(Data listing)
+--

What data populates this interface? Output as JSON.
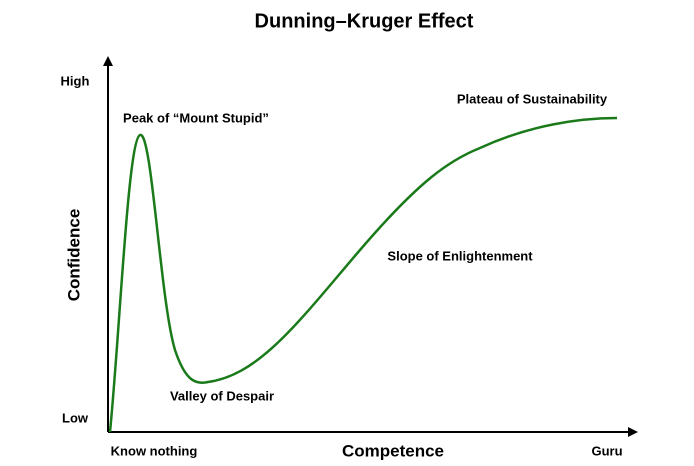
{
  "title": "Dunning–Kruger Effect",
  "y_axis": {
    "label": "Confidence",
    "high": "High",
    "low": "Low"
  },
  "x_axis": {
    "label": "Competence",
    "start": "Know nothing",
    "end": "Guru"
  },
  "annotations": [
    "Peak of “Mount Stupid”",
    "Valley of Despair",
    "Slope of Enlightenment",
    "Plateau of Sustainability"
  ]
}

+--

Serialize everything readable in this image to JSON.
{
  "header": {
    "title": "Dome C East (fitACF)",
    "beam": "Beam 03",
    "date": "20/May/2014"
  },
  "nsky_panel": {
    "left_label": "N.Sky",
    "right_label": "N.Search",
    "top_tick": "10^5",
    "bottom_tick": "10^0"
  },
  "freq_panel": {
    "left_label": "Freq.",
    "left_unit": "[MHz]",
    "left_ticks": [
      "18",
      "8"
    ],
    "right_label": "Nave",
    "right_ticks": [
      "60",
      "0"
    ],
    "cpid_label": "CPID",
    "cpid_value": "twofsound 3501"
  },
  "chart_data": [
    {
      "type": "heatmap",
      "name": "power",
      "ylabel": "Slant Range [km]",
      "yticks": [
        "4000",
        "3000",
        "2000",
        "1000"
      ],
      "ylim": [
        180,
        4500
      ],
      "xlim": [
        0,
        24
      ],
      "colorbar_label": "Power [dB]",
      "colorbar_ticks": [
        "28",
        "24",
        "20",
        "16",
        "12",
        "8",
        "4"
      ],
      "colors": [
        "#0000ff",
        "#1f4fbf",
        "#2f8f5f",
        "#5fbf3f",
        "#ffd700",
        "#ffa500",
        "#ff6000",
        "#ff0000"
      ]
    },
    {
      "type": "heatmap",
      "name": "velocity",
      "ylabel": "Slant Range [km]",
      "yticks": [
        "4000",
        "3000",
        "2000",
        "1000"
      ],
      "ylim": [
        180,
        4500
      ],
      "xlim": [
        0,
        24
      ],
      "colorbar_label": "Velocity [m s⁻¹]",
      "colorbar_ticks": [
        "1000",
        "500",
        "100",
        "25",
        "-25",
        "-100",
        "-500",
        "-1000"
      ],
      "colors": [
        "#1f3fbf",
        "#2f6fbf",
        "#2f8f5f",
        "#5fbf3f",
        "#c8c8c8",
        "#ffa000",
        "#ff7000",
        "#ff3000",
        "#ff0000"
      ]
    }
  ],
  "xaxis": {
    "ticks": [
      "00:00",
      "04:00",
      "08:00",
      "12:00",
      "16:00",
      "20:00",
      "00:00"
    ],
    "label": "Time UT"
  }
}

+--

(Exercise aim):
Filter the entries above down to the lines containing the word "JSON".

(Result):
What data populates this interface? Output as JSON.
Serialize everything readable in this image to JSON.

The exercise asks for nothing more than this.